* [Given entries]
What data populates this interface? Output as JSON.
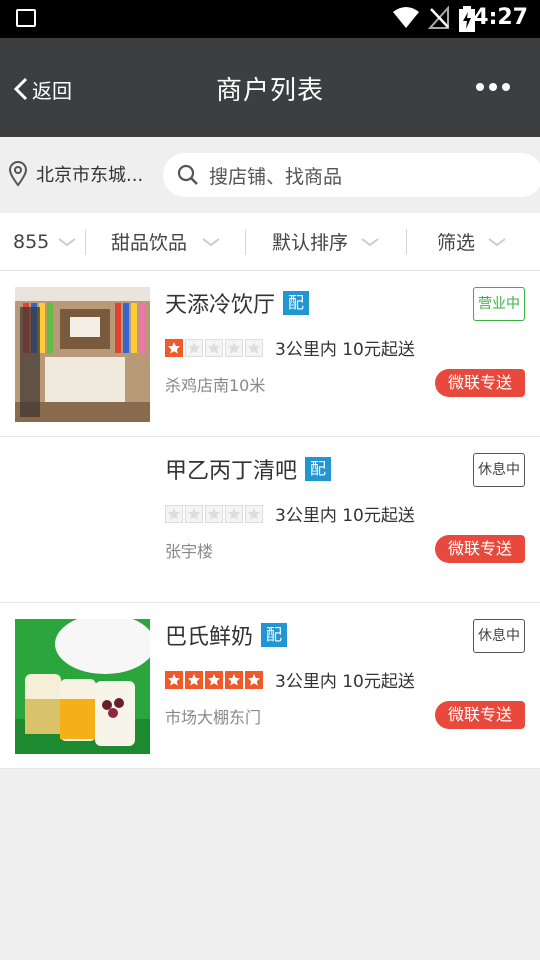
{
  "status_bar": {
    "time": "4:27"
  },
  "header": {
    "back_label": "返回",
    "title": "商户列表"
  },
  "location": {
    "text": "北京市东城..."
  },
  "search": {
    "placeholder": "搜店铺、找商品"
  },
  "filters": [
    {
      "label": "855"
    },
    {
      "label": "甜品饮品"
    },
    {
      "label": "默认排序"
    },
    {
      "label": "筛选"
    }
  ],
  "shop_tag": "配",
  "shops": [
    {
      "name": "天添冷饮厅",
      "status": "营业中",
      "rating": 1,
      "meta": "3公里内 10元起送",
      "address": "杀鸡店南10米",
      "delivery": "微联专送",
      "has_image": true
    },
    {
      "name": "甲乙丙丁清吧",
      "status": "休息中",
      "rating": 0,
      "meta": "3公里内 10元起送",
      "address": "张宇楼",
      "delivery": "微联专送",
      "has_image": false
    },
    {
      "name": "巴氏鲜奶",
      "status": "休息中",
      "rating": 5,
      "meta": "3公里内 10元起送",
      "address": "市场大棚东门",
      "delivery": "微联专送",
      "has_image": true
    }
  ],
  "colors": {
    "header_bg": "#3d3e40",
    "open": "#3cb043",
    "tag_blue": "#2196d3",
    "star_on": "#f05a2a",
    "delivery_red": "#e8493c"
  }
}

* [What to produce]
Write out the records above once more, word for word, with no pictures.

* [Task response]
What data populates this interface? Output as JSON.
{
  "status_bar": {
    "time": "4:27"
  },
  "header": {
    "back_label": "返回",
    "title": "商户列表"
  },
  "location": {
    "text": "北京市东城..."
  },
  "search": {
    "placeholder": "搜店铺、找商品"
  },
  "filters": [
    {
      "label": "855"
    },
    {
      "label": "甜品饮品"
    },
    {
      "label": "默认排序"
    },
    {
      "label": "筛选"
    }
  ],
  "shop_tag": "配",
  "shops": [
    {
      "name": "天添冷饮厅",
      "status": "营业中",
      "rating": 1,
      "meta": "3公里内 10元起送",
      "address": "杀鸡店南10米",
      "delivery": "微联专送",
      "has_image": true
    },
    {
      "name": "甲乙丙丁清吧",
      "status": "休息中",
      "rating": 0,
      "meta": "3公里内 10元起送",
      "address": "张宇楼",
      "delivery": "微联专送",
      "has_image": false
    },
    {
      "name": "巴氏鲜奶",
      "status": "休息中",
      "rating": 5,
      "meta": "3公里内 10元起送",
      "address": "市场大棚东门",
      "delivery": "微联专送",
      "has_image": true
    }
  ],
  "colors": {
    "header_bg": "#3d3e40",
    "open": "#3cb043",
    "tag_blue": "#2196d3",
    "star_on": "#f05a2a",
    "delivery_red": "#e8493c"
  }
}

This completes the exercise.